• [AIM] Search the material for the string "Live" and copy each line where it occurs.

• [STORED DATA]
======

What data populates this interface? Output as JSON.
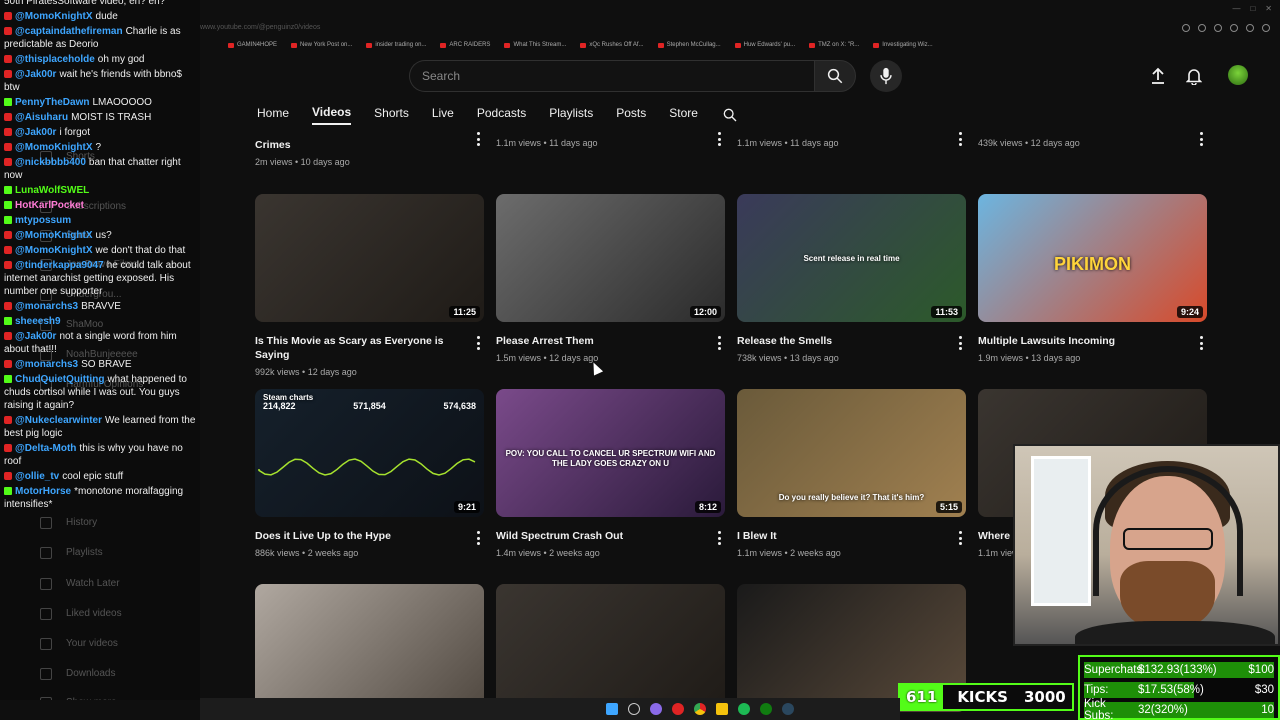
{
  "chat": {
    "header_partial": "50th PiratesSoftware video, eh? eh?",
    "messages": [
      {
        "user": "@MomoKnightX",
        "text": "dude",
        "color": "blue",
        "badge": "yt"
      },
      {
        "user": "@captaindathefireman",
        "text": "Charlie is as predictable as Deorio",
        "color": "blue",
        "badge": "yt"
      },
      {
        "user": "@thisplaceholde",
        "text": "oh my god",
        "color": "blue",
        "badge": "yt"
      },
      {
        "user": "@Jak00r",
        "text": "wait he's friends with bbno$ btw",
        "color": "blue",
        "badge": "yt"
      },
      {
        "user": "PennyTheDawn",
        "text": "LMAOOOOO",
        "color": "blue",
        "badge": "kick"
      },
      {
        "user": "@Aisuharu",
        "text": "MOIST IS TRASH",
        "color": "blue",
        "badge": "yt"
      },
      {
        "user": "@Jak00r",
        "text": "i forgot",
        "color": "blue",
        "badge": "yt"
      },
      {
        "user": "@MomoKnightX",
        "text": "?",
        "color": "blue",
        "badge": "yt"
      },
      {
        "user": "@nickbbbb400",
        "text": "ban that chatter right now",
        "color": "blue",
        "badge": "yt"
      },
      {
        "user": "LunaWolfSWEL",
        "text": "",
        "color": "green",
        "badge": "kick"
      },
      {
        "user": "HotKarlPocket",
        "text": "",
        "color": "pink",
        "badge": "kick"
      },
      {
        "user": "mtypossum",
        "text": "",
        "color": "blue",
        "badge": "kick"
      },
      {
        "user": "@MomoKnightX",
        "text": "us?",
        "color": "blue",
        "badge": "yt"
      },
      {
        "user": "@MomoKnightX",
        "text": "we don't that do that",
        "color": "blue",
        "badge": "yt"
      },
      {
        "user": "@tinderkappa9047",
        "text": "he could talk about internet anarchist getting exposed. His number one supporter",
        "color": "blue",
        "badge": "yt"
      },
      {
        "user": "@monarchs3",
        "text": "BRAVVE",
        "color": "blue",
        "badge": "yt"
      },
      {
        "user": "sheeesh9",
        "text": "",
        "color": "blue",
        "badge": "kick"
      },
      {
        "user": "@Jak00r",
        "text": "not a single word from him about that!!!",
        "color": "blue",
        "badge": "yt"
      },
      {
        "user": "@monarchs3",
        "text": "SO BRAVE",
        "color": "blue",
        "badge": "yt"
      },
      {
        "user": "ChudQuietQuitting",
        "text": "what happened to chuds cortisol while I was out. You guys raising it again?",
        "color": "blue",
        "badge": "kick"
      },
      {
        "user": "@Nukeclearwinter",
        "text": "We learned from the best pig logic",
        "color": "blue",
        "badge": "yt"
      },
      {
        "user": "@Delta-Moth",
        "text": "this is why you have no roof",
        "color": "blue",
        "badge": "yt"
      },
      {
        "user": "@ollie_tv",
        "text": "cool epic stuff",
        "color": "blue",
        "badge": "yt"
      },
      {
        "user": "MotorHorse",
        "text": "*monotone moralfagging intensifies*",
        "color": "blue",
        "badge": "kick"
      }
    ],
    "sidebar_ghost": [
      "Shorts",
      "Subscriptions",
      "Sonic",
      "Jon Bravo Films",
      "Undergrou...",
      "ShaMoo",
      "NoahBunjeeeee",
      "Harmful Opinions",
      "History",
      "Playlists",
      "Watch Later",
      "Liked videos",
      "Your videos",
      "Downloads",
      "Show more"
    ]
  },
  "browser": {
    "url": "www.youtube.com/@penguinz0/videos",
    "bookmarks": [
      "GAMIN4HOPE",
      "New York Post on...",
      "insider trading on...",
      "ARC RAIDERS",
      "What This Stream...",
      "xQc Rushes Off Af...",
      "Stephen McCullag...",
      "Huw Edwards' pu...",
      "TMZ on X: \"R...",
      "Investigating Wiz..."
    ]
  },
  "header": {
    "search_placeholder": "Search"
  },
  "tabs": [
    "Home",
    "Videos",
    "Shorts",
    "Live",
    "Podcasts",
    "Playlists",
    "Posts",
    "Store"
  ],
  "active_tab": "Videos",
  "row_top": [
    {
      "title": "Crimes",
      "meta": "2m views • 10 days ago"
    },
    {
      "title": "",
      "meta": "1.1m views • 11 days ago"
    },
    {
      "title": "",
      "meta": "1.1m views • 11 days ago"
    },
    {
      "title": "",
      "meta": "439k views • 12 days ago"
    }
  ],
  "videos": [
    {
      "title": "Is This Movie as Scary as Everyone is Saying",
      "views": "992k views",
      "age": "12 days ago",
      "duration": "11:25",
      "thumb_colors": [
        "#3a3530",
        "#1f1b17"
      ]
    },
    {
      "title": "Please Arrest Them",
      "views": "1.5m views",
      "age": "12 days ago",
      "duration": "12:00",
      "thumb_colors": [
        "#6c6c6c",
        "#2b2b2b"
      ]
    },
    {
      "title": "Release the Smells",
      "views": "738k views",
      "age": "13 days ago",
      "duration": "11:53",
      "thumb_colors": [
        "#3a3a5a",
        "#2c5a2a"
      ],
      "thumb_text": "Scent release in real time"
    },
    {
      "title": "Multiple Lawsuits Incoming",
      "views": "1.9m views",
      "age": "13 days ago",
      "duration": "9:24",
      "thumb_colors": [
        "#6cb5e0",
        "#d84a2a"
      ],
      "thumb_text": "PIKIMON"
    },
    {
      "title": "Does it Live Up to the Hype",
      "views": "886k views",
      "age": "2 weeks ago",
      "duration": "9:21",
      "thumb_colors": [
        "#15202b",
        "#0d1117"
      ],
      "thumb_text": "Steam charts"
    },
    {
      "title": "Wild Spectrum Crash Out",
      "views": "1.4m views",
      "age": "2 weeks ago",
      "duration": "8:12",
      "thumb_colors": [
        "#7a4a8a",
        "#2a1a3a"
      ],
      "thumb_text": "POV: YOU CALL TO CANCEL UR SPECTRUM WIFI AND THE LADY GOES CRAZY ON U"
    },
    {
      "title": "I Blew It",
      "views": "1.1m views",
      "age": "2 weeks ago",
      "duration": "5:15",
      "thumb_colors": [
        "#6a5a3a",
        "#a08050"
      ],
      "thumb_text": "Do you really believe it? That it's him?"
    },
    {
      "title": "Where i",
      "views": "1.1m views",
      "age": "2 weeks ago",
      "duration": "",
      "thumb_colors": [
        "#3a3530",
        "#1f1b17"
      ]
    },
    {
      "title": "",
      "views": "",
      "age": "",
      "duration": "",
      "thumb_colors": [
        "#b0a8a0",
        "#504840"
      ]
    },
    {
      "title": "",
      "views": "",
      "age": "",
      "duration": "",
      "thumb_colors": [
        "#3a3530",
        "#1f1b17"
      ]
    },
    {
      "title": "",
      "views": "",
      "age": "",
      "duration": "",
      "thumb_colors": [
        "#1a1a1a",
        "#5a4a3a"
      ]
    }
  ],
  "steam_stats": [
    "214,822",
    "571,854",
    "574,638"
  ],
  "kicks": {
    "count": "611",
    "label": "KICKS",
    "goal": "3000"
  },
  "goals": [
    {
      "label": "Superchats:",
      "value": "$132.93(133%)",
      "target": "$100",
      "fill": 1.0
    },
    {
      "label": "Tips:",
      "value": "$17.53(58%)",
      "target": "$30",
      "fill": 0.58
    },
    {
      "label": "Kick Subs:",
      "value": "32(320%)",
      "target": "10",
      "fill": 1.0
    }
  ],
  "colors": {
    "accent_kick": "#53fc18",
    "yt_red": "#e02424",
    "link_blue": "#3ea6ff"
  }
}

======

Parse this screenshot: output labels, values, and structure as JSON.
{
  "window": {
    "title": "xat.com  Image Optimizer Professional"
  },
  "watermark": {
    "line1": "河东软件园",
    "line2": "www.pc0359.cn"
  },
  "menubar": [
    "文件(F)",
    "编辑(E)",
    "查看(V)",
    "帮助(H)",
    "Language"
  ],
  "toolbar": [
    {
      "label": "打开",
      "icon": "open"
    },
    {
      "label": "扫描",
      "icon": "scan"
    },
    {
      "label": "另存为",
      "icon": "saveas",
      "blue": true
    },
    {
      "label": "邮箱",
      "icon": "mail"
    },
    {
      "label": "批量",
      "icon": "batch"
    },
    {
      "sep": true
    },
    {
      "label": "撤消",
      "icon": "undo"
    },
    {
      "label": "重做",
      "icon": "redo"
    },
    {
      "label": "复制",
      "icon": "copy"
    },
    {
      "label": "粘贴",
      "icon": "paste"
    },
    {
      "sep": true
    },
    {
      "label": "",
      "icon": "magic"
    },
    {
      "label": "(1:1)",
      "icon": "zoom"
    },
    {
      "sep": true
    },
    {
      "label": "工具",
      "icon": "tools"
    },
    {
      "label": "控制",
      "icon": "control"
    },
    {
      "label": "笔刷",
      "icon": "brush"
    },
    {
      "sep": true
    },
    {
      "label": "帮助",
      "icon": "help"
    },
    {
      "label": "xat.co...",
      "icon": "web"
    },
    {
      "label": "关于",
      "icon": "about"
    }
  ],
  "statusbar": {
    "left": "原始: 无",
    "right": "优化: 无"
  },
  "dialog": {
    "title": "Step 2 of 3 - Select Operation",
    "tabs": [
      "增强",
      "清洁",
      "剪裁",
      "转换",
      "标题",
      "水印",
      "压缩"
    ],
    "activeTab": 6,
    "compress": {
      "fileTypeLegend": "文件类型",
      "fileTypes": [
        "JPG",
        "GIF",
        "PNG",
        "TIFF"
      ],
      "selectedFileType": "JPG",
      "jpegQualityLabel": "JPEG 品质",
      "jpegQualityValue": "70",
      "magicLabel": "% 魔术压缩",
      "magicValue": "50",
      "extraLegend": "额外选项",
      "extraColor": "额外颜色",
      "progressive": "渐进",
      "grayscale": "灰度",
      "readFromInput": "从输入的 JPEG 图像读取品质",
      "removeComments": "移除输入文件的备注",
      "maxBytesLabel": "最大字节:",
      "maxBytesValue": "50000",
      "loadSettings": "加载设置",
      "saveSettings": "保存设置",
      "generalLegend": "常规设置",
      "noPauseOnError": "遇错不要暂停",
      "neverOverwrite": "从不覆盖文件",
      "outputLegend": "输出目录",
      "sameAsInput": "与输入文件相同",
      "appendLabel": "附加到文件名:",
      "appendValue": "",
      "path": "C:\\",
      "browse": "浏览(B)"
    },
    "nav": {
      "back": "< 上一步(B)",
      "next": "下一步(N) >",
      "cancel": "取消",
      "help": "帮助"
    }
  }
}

======

• [EXERCISE ANSWER]
    "Live",
      "title": "Does it Live Up to the Hype",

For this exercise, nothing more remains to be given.